### Work to be completed
Arrange every line of the records below as a Markdown table with the columns No. and Line, numbering the rows and skipping blank lines. Omit the pictures.

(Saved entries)
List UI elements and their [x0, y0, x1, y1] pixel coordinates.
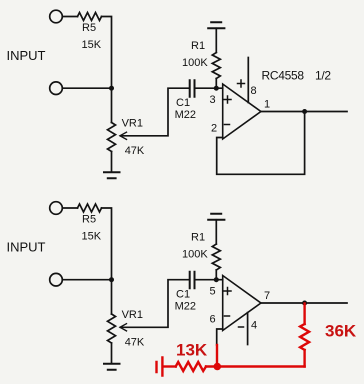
- wire output pin 1: [261, 111, 347, 113]
- svg-text:15K: 15K: [82, 39, 102, 51]
- svg-text:C1: C1: [176, 97, 190, 109]
- ground (top channel): [104, 172, 120, 178]
- red wire 13K to 36K leg: [206, 365, 305, 367]
- ground (bottom channel): [104, 364, 120, 370]
- svg-text:47K: 47K: [125, 337, 145, 349]
- op-amp U1B triangle: [223, 276, 261, 331]
- svg-text:4: 4: [251, 320, 257, 332]
- input jack J4 bottom: [50, 273, 63, 286]
- wire supply to R1 bottom: [215, 220, 217, 244]
- red input terminal bars: [157, 358, 163, 376]
- VR1 wiper arrow bottom: [120, 324, 127, 331]
- junction node A: [109, 86, 114, 91]
- input jack J3 bottom: [50, 202, 63, 215]
- red junction dot: [214, 363, 222, 371]
- svg-text:100K: 100K: [182, 249, 208, 261]
- svg-text:VR1: VR1: [122, 309, 143, 321]
- wire supply to R1: [215, 28, 217, 52]
- wire node A down to VR1: [111, 88, 113, 122]
- wire node C down to VR1: [111, 280, 113, 314]
- resistor R1 (bottom): [212, 244, 220, 270]
- svg-text:5: 5: [210, 286, 216, 298]
- supply rail symbol (bottom): [208, 214, 224, 220]
- svg-text:7: 7: [264, 290, 270, 302]
- feedback wire top (unity): [217, 112, 305, 175]
- svg-text:100K: 100K: [182, 57, 208, 69]
- minus sign inverting input (top): [225, 124, 230, 126]
- svg-text:1: 1: [264, 99, 270, 111]
- wire VR1 bottom to ground: [111, 343, 113, 364]
- minus sign pin4 supply marker: [239, 326, 244, 328]
- minus sign inverting input (bottom): [225, 315, 230, 317]
- potentiometer VR1 (bottom) body: [108, 314, 116, 343]
- svg-text:INPUT: INPUT: [7, 240, 46, 255]
- red wire 36K to output node: [303, 304, 305, 325]
- svg-text:36K: 36K: [325, 322, 357, 341]
- svg-text:R1: R1: [191, 232, 205, 244]
- plus sign non-inverting input (top): [224, 96, 231, 103]
- svg-text:M22: M22: [175, 301, 196, 313]
- potentiometer VR1 (top) body: [108, 123, 116, 152]
- wire J1 to R5: [63, 16, 78, 18]
- op-amp U1A triangle: [223, 84, 261, 139]
- junction node B: [214, 86, 219, 91]
- svg-text:C1: C1: [176, 289, 190, 301]
- VR1 wiper arrow: [120, 132, 127, 139]
- svg-text:15K: 15K: [82, 231, 102, 243]
- capacitor C1 (top): [190, 80, 195, 97]
- input jack J1 top: [50, 10, 63, 23]
- red wire terminal to 13K: [164, 365, 176, 367]
- svg-text:8: 8: [251, 85, 257, 97]
- wire VR1 wiper to C1: [121, 88, 189, 136]
- svg-text:6: 6: [210, 314, 216, 326]
- wire J4 to node C: [63, 279, 112, 281]
- red wire from feedback node down: [216, 345, 218, 367]
- svg-text:R5: R5: [82, 214, 96, 226]
- svg-text:R5: R5: [82, 22, 96, 34]
- resistor R1 (top): [212, 53, 220, 79]
- resistor 13K (red): [176, 362, 206, 371]
- svg-text:M22: M22: [175, 109, 196, 121]
- supply rail symbol (top): [208, 22, 224, 28]
- wire C1 to node D: [196, 279, 223, 281]
- wire output pin 7: [261, 302, 347, 304]
- svg-text:R1: R1: [191, 40, 205, 52]
- svg-text:INPUT: INPUT: [7, 48, 46, 63]
- junction node C: [109, 277, 114, 282]
- resistor R5 (bottom): [78, 204, 102, 212]
- red wire up to 36K: [303, 350, 305, 367]
- svg-text:VR1: VR1: [122, 118, 143, 130]
- capacitor C1 (bottom): [190, 272, 195, 289]
- resistor 36K (red): [300, 324, 309, 350]
- feedback wire bottom (black part): [217, 329, 223, 345]
- svg-text:13K: 13K: [176, 341, 208, 360]
- svg-text:3: 3: [210, 94, 216, 106]
- wire R5 to top rail corner, down to node A: [102, 17, 112, 89]
- wire J3 to R5: [63, 207, 78, 209]
- junction output node bottom: [302, 301, 307, 306]
- pin 4 supply wire: [247, 313, 249, 345]
- plus sign pin8 supply marker: [238, 80, 245, 87]
- svg-text:47K: 47K: [125, 145, 145, 157]
- wire R5 to rail corner down to node C: [102, 208, 112, 280]
- wire J2 to node A: [63, 87, 112, 89]
- wire C1 to node B: [196, 87, 223, 89]
- wire VR1 wiper to C1 bottom: [121, 280, 189, 328]
- svg-text:2: 2: [211, 123, 217, 135]
- plus sign non-inverting input (bottom): [224, 288, 231, 295]
- junction node D: [214, 277, 219, 282]
- svg-text:1/2: 1/2: [315, 69, 331, 83]
- pin 8 supply wire: [247, 58, 249, 103]
- svg-text:RC4558: RC4558: [262, 69, 305, 83]
- wire R1 bottom to node D: [215, 270, 217, 280]
- input jack J2 top: [50, 82, 63, 95]
- resistor R5 (top): [78, 13, 102, 21]
- junction output node top: [302, 109, 307, 114]
- wire R1 bottom to node B: [215, 79, 217, 89]
- wire VR1 bottom to ground: [111, 152, 113, 173]
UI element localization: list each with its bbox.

### Output of the task
| No. | Line |
|---|---|
| 1 | List UI elements and their [x0, y0, x1, y1] pixel coordinates. |
| 2 | - wire output pin 1: [261, 111, 347, 113] |
| 3 | - svg-text:15K: 15K: [82, 39, 102, 51] |
| 4 | - svg-text:C1: C1: [176, 97, 190, 109] |
| 5 | - ground (top channel): [104, 172, 120, 178] |
| 6 | - red wire 13K to 36K leg: [206, 365, 305, 367] |
| 7 | - ground (bottom channel): [104, 364, 120, 370] |
| 8 | - svg-text:47K: 47K: [125, 337, 145, 349] |
| 9 | - op-amp U1B triangle: [223, 276, 261, 331] |
| 10 | - svg-text:4: 4: [251, 320, 257, 332] |
| 11 | - input jack J4 bottom: [50, 273, 63, 286] |
| 12 | - wire supply to R1 bottom: [215, 220, 217, 244] |
| 13 | - red input terminal bars: [157, 358, 163, 376] |
| 14 | - VR1 wiper arrow bottom: [120, 324, 127, 331] |
| 15 | - junction node A: [109, 86, 114, 91] |
| 16 | - input jack J3 bottom: [50, 202, 63, 215] |
| 17 | - red junction dot: [214, 363, 222, 371] |
| 18 | - svg-text:100K: 100K: [182, 249, 208, 261] |
| 19 | - svg-text:VR1: VR1: [122, 309, 143, 321] |
| 20 | - wire supply to R1: [215, 28, 217, 52] |
| 21 | - wire node A down to VR1: [111, 88, 113, 122] |
| 22 | - wire node C down to VR1: [111, 280, 113, 314] |
| 23 | - resistor R1 (bottom): [212, 244, 220, 270] |
| 24 | - svg-text:5: 5: [210, 286, 216, 298] |
| 25 | - supply rail symbol (bottom): [208, 214, 224, 220] |
| 26 | - svg-text:7: 7: [264, 290, 270, 302] |
| 27 | - feedback wire top (unity): [217, 112, 305, 175] |
| 28 | - svg-text:100K: 100K: [182, 57, 208, 69] |
| 29 | - minus sign inverting input (top): [225, 124, 230, 126] |
| 30 | - svg-text:1: 1: [264, 99, 270, 111] |
| 31 | - wire VR1 bottom to ground: [111, 343, 113, 364] |
| 32 | - minus sign pin4 supply marker: [239, 326, 244, 328] |
| 33 | - minus sign inverting input (bottom): [225, 315, 230, 317] |
| 34 | - potentiometer VR1 (bottom) body: [108, 314, 116, 343] |
| 35 | - svg-text:INPUT: INPUT: [7, 240, 46, 255] |
| 36 | - red wire 36K to output node: [303, 304, 305, 325] |
| 37 | - svg-text:36K: 36K: [325, 322, 357, 341] |
| 38 | - svg-text:R1: R1: [191, 232, 205, 244] |
| 39 | - plus sign non-inverting input (top): [224, 96, 231, 103] |
| 40 | - svg-text:M22: M22: [175, 301, 196, 313] |
| 41 | - potentiometer VR1 (top) body: [108, 123, 116, 152] |
| 42 | - wire J1 to R5: [63, 16, 78, 18] |
| 43 | - op-amp U1A triangle: [223, 84, 261, 139] |
| 44 | - junction node B: [214, 86, 219, 91] |
| 45 | - svg-text:C1: C1: [176, 289, 190, 301] |
| 46 | - VR1 wiper arrow: [120, 132, 127, 139] |
| 47 | - svg-text:15K: 15K: [82, 231, 102, 243] |
| 48 | - capacitor C1 (top): [190, 80, 195, 97] |
| 49 | - input jack J1 top: [50, 10, 63, 23] |
| 50 | - red wire terminal to 13K: [164, 365, 176, 367] |
| 51 | - svg-text:8: 8: [251, 85, 257, 97] |
| 52 | - wire VR1 wiper to C1: [121, 88, 189, 136] |
| 53 | - svg-text:6: 6: [210, 314, 216, 326] |
| 54 | - wire J4 to node C: [63, 279, 112, 281] |
| 55 | - red wire from feedback node down: [216, 345, 218, 367] |
| 56 | - svg-text:R5: R5: [82, 214, 96, 226] |
| 57 | - svg-text:R5: R5: [82, 22, 96, 34] |
| 58 | - resistor R1 (top): [212, 53, 220, 79] |
| 59 | - resistor 13K (red): [176, 362, 206, 371] |
| 60 | - svg-text:M22: M22: [175, 109, 196, 121] |
| 61 | - supply rail symbol (top): [208, 22, 224, 28] |
| 62 | - wire C1 to node D: [196, 279, 223, 281] |
| 63 | - wire output pin 7: [261, 302, 347, 304] |
| 64 | - svg-text:R1: R1: [191, 40, 205, 52] |
| 65 | - svg-text:INPUT: INPUT: [7, 48, 46, 63] |
| 66 | - junction node C: [109, 277, 114, 282] |
| 67 | - resistor R5 (bottom): [78, 204, 102, 212] |
| 68 | - red wire up to 36K: [303, 350, 305, 367] |
| 69 | - svg-text:VR1: VR1: [122, 118, 143, 130] |
| 70 | - capacitor C1 (bottom): [190, 272, 195, 289] |
| 71 | - resistor 36K (red): [300, 324, 309, 350] |
| 72 | - feedback wire bottom (black part): [217, 329, 223, 345] |
| 73 | - svg-text:13K: 13K: [176, 341, 208, 360] |
| 74 | - svg-text:3: 3: [210, 94, 216, 106] |
| 75 | - wire R5 to top rail corner, down to node A: [102, 17, 112, 89] |
| 76 | - wire J3 to R5: [63, 207, 78, 209] |
| 77 | - junction output node bottom: [302, 301, 307, 306] |
| 78 | - pin 4 supply wire: [247, 313, 249, 345] |
| 79 | - plus sign pin8 supply marker: [238, 80, 245, 87] |
| 80 | - svg-text:47K: 47K: [125, 145, 145, 157] |
| 81 | - wire R5 to rail corner down to node C: [102, 208, 112, 280] |
| 82 | - wire J2 to node A: [63, 87, 112, 89] |
| 83 | - wire C1 to node B: [196, 87, 223, 89] |
| 84 | - wire VR1 wiper to C1 bottom: [121, 280, 189, 328] |
| 85 | - svg-text:2: 2: [211, 123, 217, 135] |
| 86 | - plus sign non-inverting input (bottom): [224, 288, 231, 295] |
| 87 | - junction node D: [214, 277, 219, 282] |
| 88 | - svg-text:1/2: 1/2: [315, 69, 331, 83] |
| 89 | - pin 8 supply wire: [247, 58, 249, 103] |
| 90 | - svg-text:RC4558: RC4558: [262, 69, 305, 83] |
| 91 | - wire R1 bottom to node D: [215, 270, 217, 280] |
| 92 | - input jack J2 top: [50, 82, 63, 95] |
| 93 | - resistor R5 (top): [78, 13, 102, 21] |
| 94 | - junction output node top: [302, 109, 307, 114] |
| 95 | - wire R1 bottom to node B: [215, 79, 217, 89] |
| 96 | - wire VR1 bottom to ground: [111, 152, 113, 173] |
| 97 | UI element localization: list each with its bbox. |